Task prompt:
Would you write out the entries below, every one of them, exactly?
## BEGIN Source material
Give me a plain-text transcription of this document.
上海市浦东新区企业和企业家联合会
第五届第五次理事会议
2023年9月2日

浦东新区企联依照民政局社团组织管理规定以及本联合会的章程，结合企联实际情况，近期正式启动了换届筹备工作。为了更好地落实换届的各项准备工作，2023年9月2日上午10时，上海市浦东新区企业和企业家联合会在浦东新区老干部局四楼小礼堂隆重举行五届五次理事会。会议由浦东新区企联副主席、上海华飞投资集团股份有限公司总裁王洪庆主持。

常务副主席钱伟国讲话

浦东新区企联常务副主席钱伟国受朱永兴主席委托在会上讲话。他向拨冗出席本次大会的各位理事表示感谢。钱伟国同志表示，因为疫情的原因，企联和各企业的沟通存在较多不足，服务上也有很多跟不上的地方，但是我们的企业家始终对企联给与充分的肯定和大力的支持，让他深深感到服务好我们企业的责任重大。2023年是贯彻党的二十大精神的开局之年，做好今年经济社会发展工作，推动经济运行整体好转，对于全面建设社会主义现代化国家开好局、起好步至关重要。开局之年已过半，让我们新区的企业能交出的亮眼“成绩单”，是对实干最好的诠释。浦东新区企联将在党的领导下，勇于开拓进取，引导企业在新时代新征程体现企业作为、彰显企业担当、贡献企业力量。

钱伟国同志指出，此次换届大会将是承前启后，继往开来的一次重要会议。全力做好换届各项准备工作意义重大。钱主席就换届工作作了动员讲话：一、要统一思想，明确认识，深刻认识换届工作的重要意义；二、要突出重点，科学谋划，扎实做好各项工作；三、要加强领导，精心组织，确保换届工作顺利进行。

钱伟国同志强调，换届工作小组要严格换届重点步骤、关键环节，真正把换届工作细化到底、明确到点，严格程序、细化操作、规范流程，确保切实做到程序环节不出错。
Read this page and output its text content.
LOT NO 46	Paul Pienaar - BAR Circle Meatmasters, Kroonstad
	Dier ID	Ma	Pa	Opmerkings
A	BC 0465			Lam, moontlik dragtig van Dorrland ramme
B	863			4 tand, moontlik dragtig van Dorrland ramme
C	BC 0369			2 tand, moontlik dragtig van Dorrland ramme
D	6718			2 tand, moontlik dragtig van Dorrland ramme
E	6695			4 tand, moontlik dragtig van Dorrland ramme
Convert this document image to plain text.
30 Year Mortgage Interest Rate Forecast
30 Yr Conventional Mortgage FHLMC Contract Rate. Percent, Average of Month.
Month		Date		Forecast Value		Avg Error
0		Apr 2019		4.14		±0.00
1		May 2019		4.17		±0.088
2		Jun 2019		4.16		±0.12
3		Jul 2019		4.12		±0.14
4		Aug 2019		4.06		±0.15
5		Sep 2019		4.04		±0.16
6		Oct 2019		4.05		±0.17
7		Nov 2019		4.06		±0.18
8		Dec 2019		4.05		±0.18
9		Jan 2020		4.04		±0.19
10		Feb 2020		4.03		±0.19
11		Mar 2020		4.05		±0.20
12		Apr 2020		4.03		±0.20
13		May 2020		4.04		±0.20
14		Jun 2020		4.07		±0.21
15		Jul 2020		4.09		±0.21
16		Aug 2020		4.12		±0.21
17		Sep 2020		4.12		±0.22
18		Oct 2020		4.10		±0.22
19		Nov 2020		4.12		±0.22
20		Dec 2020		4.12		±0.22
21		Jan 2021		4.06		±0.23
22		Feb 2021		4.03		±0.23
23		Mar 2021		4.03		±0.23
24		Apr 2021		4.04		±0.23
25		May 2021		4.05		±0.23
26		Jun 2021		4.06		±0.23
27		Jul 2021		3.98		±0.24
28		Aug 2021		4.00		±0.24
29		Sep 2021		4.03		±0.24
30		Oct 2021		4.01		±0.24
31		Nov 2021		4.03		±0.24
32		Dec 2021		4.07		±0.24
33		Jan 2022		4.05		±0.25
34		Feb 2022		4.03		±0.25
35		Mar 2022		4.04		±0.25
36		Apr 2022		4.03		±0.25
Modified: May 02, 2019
## END Source material
Completed task:
Give me a plain-text transcription of this document.
上海市浦东新区企业和企业家联合会
第五届第五次理事会议
2023年9月2日

浦东新区企联依照民政局社团组织管理规定以及本联合会的章程，结合企联实际情况，近期正式启动了换届筹备工作。为了更好地落实换届的各项准备工作，2023年9月2日上午10时，上海市浦东新区企业和企业家联合会在浦东新区老干部局四楼小礼堂隆重举行五届五次理事会。会议由浦东新区企联副主席、上海华飞投资集团股份有限公司总裁王洪庆主持。

常务副主席钱伟国讲话

浦东新区企联常务副主席钱伟国受朱永兴主席委托在会上讲话。他向拨冗出席本次大会的各位理事表示感谢。钱伟国同志表示，因为疫情的原因，企联和各企业的沟通存在较多不足，服务上也有很多跟不上的地方，但是我们的企业家始终对企联给与充分的肯定和大力的支持，让他深深感到服务好我们企业的责任重大。2023年是贯彻党的二十大精神的开局之年，做好今年经济社会发展工作，推动经济运行整体好转，对于全面建设社会主义现代化国家开好局、起好步至关重要。开局之年已过半，让我们新区的企业能交出的亮眼“成绩单”，是对实干最好的诠释。浦东新区企联将在党的领导下，勇于开拓进取，引导企业在新时代新征程体现企业作为、彰显企业担当、贡献企业力量。

钱伟国同志指出，此次换届大会将是承前启后，继往开来的一次重要会议。全力做好换届各项准备工作意义重大。钱主席就换届工作作了动员讲话：一、要统一思想，明确认识，深刻认识换届工作的重要意义；二、要突出重点，科学谋划，扎实做好各项工作；三、要加强领导，精心组织，确保换届工作顺利进行。

钱伟国同志强调，换届工作小组要严格换届重点步骤、关键环节，真正把换届工作细化到底、明确到点，严格程序、细化操作、规范流程，确保切实做到程序环节不出错。
Read this page and output its text content.
LOT NO 46	Paul Pienaar - BAR Circle Meatmasters, Kroonstad
	Dier ID	Ma	Pa	Opmerkings
A	BC 0465			Lam, moontlik dragtig van Dorrland ramme
B	863			4 tand, moontlik dragtig van Dorrland ramme
C	BC 0369			2 tand, moontlik dragtig van Dorrland ramme
D	6718			2 tand, moontlik dragtig van Dorrland ramme
E	6695			4 tand, moontlik dragtig van Dorrland ramme
Convert this document image to plain text.
30 Year Mortgage Interest Rate Forecast
30 Yr Conventional Mortgage FHLMC Contract Rate. Percent, Average of Month.
Month		Date		Forecast Value		Avg Error
0		Apr 2019		4.14		±0.00
1		May 2019		4.17		±0.088
2		Jun 2019		4.16		±0.12
3		Jul 2019		4.12		±0.14
4		Aug 2019		4.06		±0.15
5		Sep 2019		4.04		±0.16
6		Oct 2019		4.05		±0.17
7		Nov 2019		4.06		±0.18
8		Dec 2019		4.05		±0.18
9		Jan 2020		4.04		±0.19
10		Feb 2020		4.03		±0.19
11		Mar 2020		4.05		±0.20
12		Apr 2020		4.03		±0.20
13		May 2020		4.04		±0.20
14		Jun 2020		4.07		±0.21
15		Jul 2020		4.09		±0.21
16		Aug 2020		4.12		±0.21
17		Sep 2020		4.12		±0.22
18		Oct 2020		4.10		±0.22
19		Nov 2020		4.12		±0.22
20		Dec 2020		4.12		±0.22
21		Jan 2021		4.06		±0.23
22		Feb 2021		4.03		±0.23
23		Mar 2021		4.03		±0.23
24		Apr 2021		4.04		±0.23
25		May 2021		4.05		±0.23
26		Jun 2021		4.06		±0.23
27		Jul 2021		3.98		±0.24
28		Aug 2021		4.00		±0.24
29		Sep 2021		4.03		±0.24
30		Oct 2021		4.01		±0.24
31		Nov 2021		4.03		±0.24
32		Dec 2021		4.07		±0.24
33		Jan 2022		4.05		±0.25
34		Feb 2022		4.03		±0.25
35		Mar 2022		4.04		±0.25
36		Apr 2022		4.03		±0.25
Modified: May 02, 2019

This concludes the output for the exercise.